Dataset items
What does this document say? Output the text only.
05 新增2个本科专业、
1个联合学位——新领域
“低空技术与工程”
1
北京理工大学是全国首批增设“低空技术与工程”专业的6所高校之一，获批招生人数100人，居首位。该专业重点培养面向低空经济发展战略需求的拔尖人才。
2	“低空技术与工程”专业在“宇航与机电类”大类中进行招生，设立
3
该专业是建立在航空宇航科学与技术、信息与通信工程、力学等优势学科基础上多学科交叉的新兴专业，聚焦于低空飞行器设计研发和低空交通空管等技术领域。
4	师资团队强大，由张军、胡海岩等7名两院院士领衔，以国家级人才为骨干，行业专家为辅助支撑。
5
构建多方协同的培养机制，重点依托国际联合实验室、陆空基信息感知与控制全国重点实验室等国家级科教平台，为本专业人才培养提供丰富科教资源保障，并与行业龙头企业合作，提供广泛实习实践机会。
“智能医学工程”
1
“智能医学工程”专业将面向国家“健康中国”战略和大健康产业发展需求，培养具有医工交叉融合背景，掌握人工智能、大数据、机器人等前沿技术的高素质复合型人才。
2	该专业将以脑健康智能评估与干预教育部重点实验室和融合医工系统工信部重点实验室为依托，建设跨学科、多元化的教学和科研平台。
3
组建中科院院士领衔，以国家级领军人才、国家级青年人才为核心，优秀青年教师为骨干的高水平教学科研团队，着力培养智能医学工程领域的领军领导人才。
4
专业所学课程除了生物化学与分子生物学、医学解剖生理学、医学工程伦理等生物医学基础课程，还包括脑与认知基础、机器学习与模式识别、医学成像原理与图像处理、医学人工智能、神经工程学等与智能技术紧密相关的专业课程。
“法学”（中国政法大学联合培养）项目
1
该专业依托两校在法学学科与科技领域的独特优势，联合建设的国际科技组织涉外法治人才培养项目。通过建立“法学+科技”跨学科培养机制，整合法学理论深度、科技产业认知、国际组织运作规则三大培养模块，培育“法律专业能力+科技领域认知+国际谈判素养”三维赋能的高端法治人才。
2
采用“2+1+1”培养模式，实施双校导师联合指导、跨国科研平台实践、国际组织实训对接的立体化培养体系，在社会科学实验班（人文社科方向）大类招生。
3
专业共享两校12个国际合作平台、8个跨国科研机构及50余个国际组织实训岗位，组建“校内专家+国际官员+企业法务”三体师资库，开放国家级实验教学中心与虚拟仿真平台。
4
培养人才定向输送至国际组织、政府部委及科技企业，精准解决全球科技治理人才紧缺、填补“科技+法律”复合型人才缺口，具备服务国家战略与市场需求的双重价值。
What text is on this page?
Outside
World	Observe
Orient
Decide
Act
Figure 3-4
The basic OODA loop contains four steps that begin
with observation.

Instructions to follow:
All of the entries must be written out exactly as they stand.

Written response:
What does this document say? Output the text only.
05 新增2个本科专业、
1个联合学位——新领域
“低空技术与工程”
1
北京理工大学是全国首批增设“低空技术与工程”专业的6所高校之一，获批招生人数100人，居首位。该专业重点培养面向低空经济发展战略需求的拔尖人才。
2	“低空技术与工程”专业在“宇航与机电类”大类中进行招生，设立
3
该专业是建立在航空宇航科学与技术、信息与通信工程、力学等优势学科基础上多学科交叉的新兴专业，聚焦于低空飞行器设计研发和低空交通空管等技术领域。
4	师资团队强大，由张军、胡海岩等7名两院院士领衔，以国家级人才为骨干，行业专家为辅助支撑。
5
构建多方协同的培养机制，重点依托国际联合实验室、陆空基信息感知与控制全国重点实验室等国家级科教平台，为本专业人才培养提供丰富科教资源保障，并与行业龙头企业合作，提供广泛实习实践机会。
“智能医学工程”
1
“智能医学工程”专业将面向国家“健康中国”战略和大健康产业发展需求，培养具有医工交叉融合背景，掌握人工智能、大数据、机器人等前沿技术的高素质复合型人才。
2	该专业将以脑健康智能评估与干预教育部重点实验室和融合医工系统工信部重点实验室为依托，建设跨学科、多元化的教学和科研平台。
3
组建中科院院士领衔，以国家级领军人才、国家级青年人才为核心，优秀青年教师为骨干的高水平教学科研团队，着力培养智能医学工程领域的领军领导人才。
4
专业所学课程除了生物化学与分子生物学、医学解剖生理学、医学工程伦理等生物医学基础课程，还包括脑与认知基础、机器学习与模式识别、医学成像原理与图像处理、医学人工智能、神经工程学等与智能技术紧密相关的专业课程。
“法学”（中国政法大学联合培养）项目
1
该专业依托两校在法学学科与科技领域的独特优势，联合建设的国际科技组织涉外法治人才培养项目。通过建立“法学+科技”跨学科培养机制，整合法学理论深度、科技产业认知、国际组织运作规则三大培养模块，培育“法律专业能力+科技领域认知+国际谈判素养”三维赋能的高端法治人才。
2
采用“2+1+1”培养模式，实施双校导师联合指导、跨国科研平台实践、国际组织实训对接的立体化培养体系，在社会科学实验班（人文社科方向）大类招生。
3
专业共享两校12个国际合作平台、8个跨国科研机构及50余个国际组织实训岗位，组建“校内专家+国际官员+企业法务”三体师资库，开放国家级实验教学中心与虚拟仿真平台。
4
培养人才定向输送至国际组织、政府部委及科技企业，精准解决全球科技治理人才紧缺、填补“科技+法律”复合型人才缺口，具备服务国家战略与市场需求的双重价值。
What text is on this page?
Outside
World	Observe
Orient
Decide
Act
Figure 3-4
The basic OODA loop contains four steps that begin
with observation.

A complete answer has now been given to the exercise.